> [PAGE EXTRACT]
━━━━━━━━━━━━━━━━━━━━

I would have rather bought the disc XTC and not tried to make it lighter but that wasn't a choice then, shrugs. Oh btw here's the folding 24 SB8.

https://www.amazon.com/dp/B00LTLQNQ4/ref=pe_385040_30332190_TE_3p_dp_1


----------



## Flakarter (Nov 7, 2017)

Thanks the link. The bike came with 24x1.95, so that was the size I was trying to obtain in a folding SB8. 

I don't what else I can reasonably do to make the bike lighter with the exception of expensive wheels or changing it to a single chain ring which can get costly as well.


----------



## Steve-XtC (Feb 7, 2016)

Flakarter said:


> I don't what else I can reasonably do to make the bike lighter with the exception of expensive wheels or changing it to a single chain ring which can get costly as well.


It's the classic pick any 2 ... light, cheap, strong.... 
Although I see why people expect kids bikes to be cheaper at a price point it doesn't really work out. Sure the frame is slightly smaller, wheels slightly smaller etc. but all the components are adult sized.

Some stuff just doesn't exit or is so rare it almost mightiest well not exist like decent cranks ... but where they do process are the same as adult... (if not slightly more)
If you stop and think though then take cranks and saving 35mm of metal for say 140-175 doesn't save much weight or price... all the cost is in the "working bits" and machining/design...

The Rocket Ron tyres are very light ... reports are mixed... we like them but people riding sharp rock can find them wanting... I shouldn't jinx but in thousands of miles of riding Jnr never had a puncture didn't self seal running tubeless on the RR's. I've wrecked 2 Racing Ralph's in the same time and riding the same routes ... so I think part of this is his weight vs mine...

There is precious little in terms of wheels and forks ... to start with but even less on a budget.

━━━━━━━━━━━━━━━━━━━━

> [THE RECORDS]
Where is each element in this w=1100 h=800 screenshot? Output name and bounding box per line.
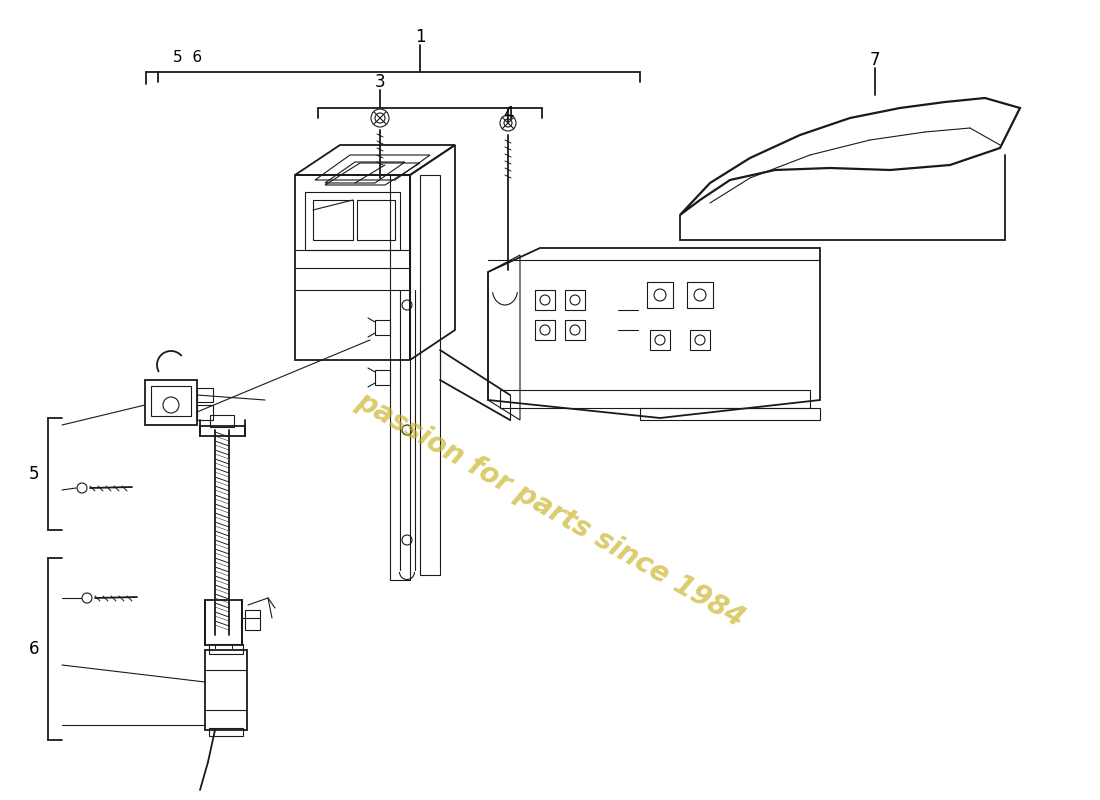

━━━━━━━━━━━━━━━━━━━━

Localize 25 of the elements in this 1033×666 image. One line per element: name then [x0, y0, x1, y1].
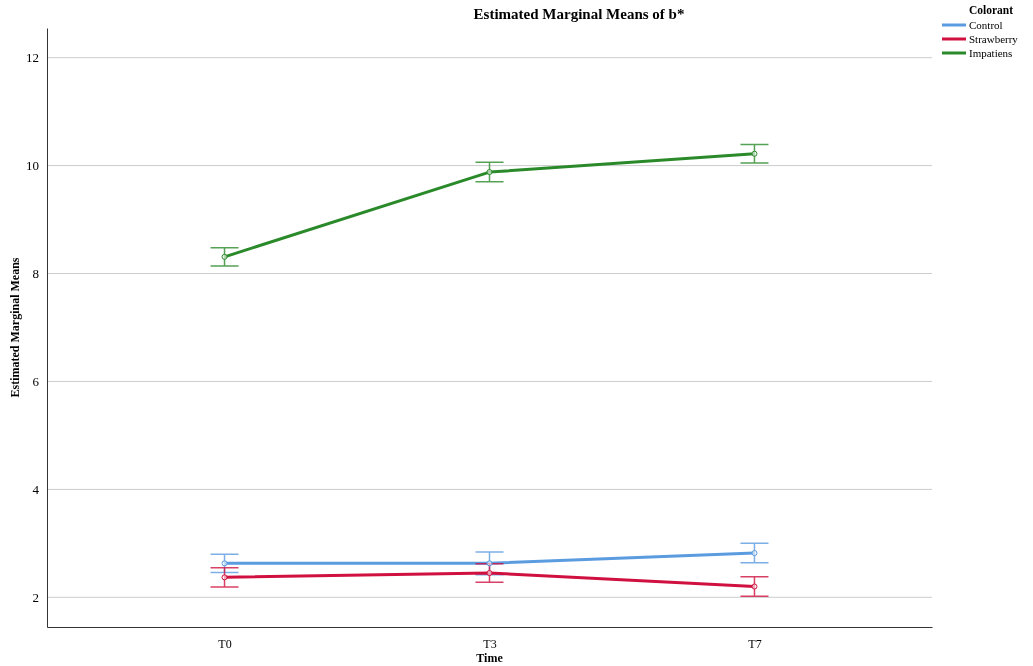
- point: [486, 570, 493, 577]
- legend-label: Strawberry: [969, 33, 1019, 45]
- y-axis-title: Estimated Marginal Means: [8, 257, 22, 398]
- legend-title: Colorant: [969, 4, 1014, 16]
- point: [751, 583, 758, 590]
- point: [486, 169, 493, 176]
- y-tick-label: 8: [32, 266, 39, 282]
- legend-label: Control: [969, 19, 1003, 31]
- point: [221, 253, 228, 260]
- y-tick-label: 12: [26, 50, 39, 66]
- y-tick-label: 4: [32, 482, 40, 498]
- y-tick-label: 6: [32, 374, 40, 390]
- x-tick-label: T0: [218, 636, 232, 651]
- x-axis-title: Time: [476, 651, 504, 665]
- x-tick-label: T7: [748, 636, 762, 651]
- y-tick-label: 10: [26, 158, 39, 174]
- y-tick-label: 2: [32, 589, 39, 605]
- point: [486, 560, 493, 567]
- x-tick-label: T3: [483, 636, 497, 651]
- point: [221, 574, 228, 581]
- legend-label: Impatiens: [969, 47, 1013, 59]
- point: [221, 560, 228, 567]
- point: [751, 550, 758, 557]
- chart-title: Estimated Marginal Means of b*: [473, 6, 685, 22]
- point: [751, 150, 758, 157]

━━━━━━━━━━━━━━━━━━━━

> [INSTRUCTIONS]
• 1. In the records, write out the stretch from the line containing "Localize 25 of" through the line containing "- point: [751, 583, 758, 590]", leaving out the pictures.
• 2. Write what comes next in the forum thread about making a kids' bike lighter.
The forum thread and the records have nothing to do with each other.

> [RESPONSES IN ORDER]
• 1.
Localize 25 of the elements in this 1033×666 image. One line per element: name then [x0, y0, x1, y1].
- point: [486, 570, 493, 577]
- legend-label: Strawberry: [969, 33, 1019, 45]
- y-axis-title: Estimated Marginal Means: [8, 257, 22, 398]
- legend-title: Colorant: [969, 4, 1014, 16]
- point: [751, 583, 758, 590]

• 2.
----------



## thesmokingman (Jan 17, 2009)

I wouldn't bother saving weight and throwing more money at it. They zip (grow) thru the 24in size so quick. I'd rather spend that money on a built up 26in. My son had a growth spurt thru the 24in size, wasted all that effort for a 1.5yrs use maybe, shrugs. C'est la vie...


----------



## Flakarter (Nov 7, 2017)

I hear you, I just want to make the experience as enjoyable as possible. The more he rides, the more I get to ride!


----------



## svinyard (Aug 14, 2017)

Flakarter said:


> I hear you, I just want to make the experience as enjoyable as possible. The more he rides, the more I get to ride!


What kind of trails are you riding? More flat greens or blues/diamonds with elevation climbs etc?

I think weight is a big deal but it sounds like you've already cut most of the common weight savers out. Not sure where that extra fat is coming from (28lbs is heavy) but cut out all of that extra stuff you added. You can be the mule. Weight kills fun. I wouldn't underestimate your kids. I'd trick that bike out, get him/her some legit pads and throw them out on the "fun" trails that scare Mom ...(assuming they have solid basics). I think you only have so many years before they are smart enough to be afraid lol.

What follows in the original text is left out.